■ OBJECTIVE
Count the lines in the records below that contain the word "attenuates", and reply with only that number.

■ ENTRIES SUPPLIED
========================================
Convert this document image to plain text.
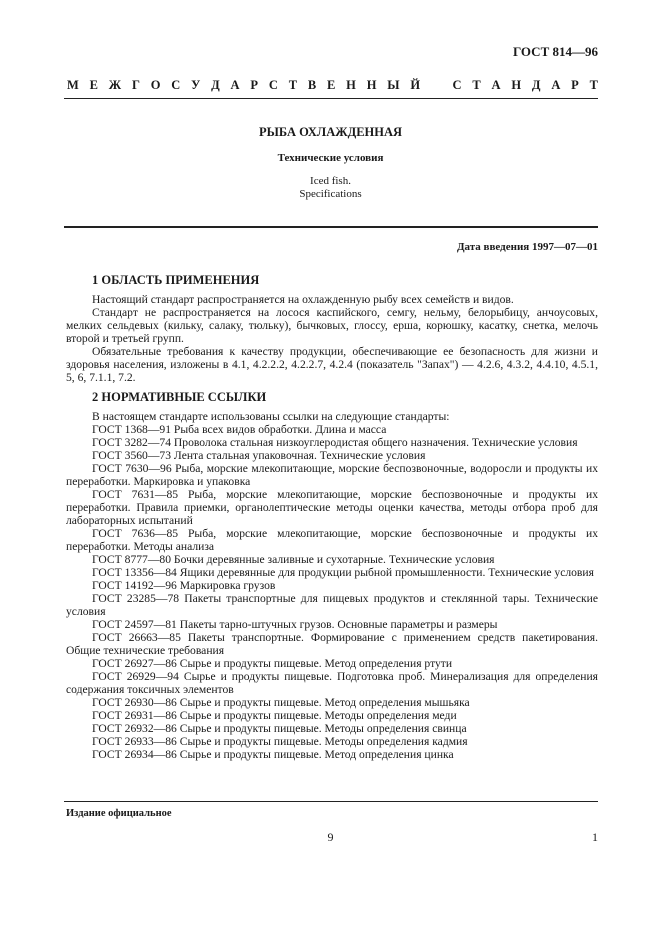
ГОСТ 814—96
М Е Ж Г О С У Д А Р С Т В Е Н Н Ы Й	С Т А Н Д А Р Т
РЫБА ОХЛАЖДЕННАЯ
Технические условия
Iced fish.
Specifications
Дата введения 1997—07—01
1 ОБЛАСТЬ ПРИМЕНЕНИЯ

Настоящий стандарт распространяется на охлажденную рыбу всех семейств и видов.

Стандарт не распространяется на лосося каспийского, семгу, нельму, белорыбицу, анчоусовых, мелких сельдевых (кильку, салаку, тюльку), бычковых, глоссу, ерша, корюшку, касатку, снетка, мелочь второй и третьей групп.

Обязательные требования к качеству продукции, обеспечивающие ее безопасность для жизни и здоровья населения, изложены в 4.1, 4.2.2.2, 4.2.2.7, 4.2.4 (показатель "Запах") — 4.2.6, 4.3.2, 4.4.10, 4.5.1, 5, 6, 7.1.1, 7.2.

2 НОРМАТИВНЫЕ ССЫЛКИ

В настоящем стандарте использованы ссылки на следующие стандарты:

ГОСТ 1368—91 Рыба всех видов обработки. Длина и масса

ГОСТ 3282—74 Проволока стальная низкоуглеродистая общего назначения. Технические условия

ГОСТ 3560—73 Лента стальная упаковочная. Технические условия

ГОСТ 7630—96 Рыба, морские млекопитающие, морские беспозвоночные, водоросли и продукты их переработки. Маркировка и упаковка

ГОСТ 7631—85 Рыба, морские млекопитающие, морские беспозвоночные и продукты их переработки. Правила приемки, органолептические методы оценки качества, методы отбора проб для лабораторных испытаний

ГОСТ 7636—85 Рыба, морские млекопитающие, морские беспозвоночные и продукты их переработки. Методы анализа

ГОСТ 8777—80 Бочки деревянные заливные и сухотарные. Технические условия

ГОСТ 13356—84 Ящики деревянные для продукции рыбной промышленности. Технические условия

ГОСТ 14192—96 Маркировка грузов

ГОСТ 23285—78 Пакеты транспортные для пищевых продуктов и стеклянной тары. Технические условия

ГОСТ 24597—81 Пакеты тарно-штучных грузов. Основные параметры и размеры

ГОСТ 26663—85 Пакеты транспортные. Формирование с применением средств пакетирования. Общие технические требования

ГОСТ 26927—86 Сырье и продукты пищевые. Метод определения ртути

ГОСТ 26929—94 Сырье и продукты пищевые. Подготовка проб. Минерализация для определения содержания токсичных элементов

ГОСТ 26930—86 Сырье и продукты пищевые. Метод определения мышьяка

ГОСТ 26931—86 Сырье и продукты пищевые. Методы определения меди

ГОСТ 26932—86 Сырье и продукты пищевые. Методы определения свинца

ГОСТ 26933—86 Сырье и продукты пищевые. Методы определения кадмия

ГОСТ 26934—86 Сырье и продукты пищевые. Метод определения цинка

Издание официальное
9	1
========================================
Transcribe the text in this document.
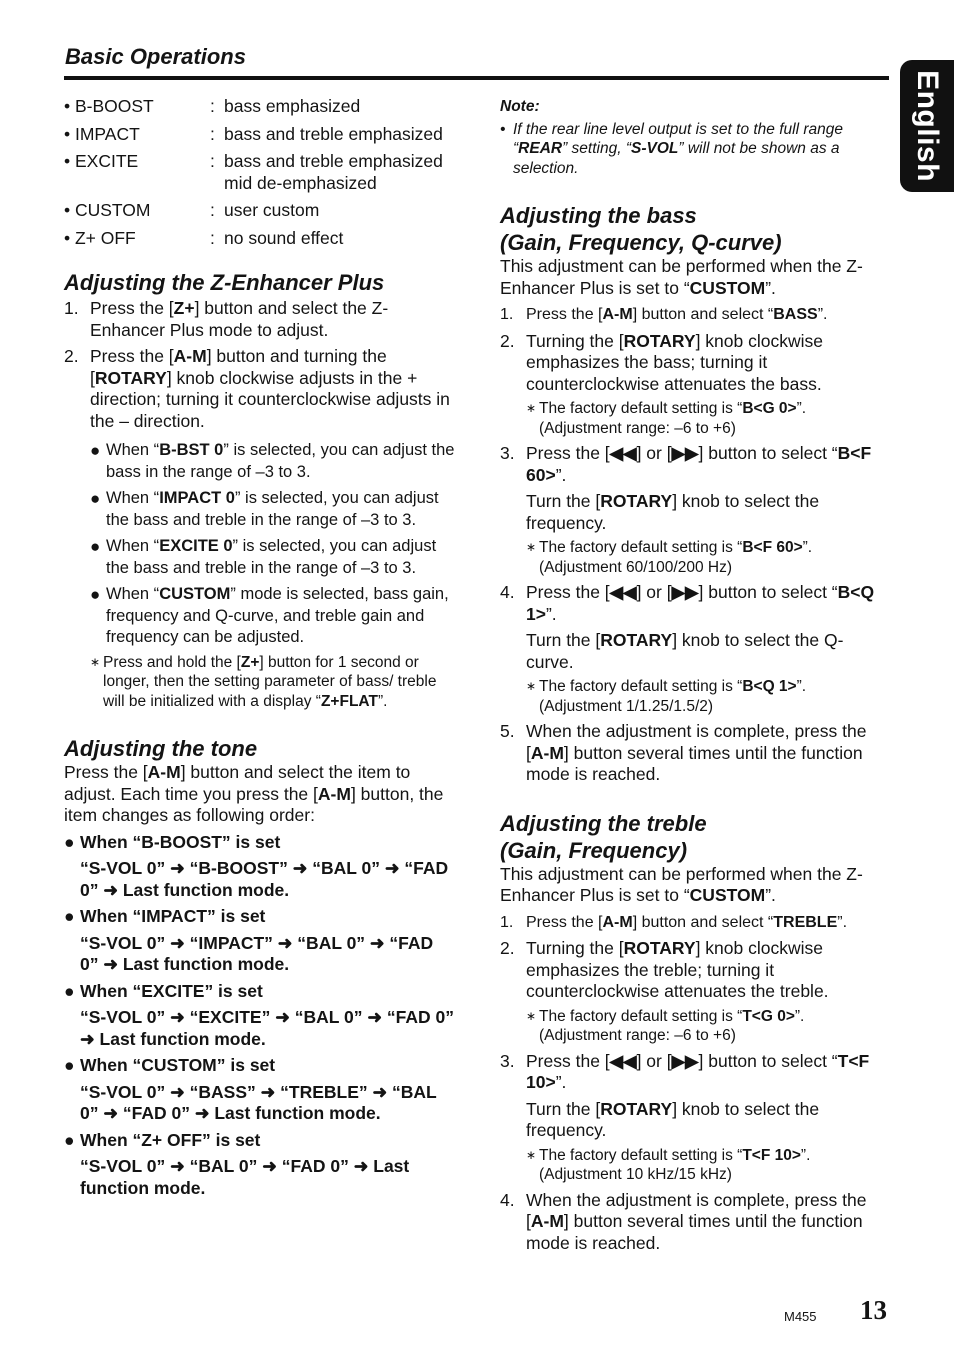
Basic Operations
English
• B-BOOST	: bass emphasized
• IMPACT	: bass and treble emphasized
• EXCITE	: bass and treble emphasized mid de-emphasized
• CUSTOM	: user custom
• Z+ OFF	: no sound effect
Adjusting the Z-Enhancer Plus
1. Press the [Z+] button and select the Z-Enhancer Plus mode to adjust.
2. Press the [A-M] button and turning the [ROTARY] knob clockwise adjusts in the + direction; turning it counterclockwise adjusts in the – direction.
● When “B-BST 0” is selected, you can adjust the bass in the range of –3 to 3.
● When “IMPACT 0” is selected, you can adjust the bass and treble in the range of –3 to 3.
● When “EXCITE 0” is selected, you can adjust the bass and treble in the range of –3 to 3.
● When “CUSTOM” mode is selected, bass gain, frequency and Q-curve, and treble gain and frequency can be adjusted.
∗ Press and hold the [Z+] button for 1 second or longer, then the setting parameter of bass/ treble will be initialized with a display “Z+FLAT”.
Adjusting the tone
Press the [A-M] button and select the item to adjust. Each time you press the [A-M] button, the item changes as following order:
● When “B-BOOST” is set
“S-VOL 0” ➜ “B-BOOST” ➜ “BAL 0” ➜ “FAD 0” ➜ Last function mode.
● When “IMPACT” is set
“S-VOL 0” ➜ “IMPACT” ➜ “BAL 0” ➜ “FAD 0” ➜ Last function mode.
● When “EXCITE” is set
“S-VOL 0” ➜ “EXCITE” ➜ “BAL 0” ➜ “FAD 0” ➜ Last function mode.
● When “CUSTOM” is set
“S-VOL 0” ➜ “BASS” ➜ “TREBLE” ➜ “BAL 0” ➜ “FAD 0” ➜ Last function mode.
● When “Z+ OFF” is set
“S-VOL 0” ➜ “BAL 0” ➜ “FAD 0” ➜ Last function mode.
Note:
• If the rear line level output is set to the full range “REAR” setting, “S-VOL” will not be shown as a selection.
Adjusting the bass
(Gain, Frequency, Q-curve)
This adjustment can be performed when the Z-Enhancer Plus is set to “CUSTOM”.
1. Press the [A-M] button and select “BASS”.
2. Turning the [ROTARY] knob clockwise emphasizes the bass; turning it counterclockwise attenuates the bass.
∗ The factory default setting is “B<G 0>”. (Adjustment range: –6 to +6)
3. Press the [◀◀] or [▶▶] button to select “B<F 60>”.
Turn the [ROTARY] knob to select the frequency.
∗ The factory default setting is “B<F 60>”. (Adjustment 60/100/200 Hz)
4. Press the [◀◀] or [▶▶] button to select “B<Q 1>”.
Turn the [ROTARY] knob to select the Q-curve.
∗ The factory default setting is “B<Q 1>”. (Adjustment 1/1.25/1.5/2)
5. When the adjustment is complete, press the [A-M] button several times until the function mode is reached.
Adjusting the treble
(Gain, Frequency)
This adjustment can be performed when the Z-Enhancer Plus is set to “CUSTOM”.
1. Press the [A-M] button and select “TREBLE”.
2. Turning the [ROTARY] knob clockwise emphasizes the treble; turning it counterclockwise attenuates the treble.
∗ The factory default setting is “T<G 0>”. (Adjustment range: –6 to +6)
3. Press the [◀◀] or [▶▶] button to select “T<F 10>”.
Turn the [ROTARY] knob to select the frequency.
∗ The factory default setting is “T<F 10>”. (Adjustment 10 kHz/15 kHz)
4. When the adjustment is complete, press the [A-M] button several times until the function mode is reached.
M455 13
========================================
■ REPLY TO THE EXERCISE
2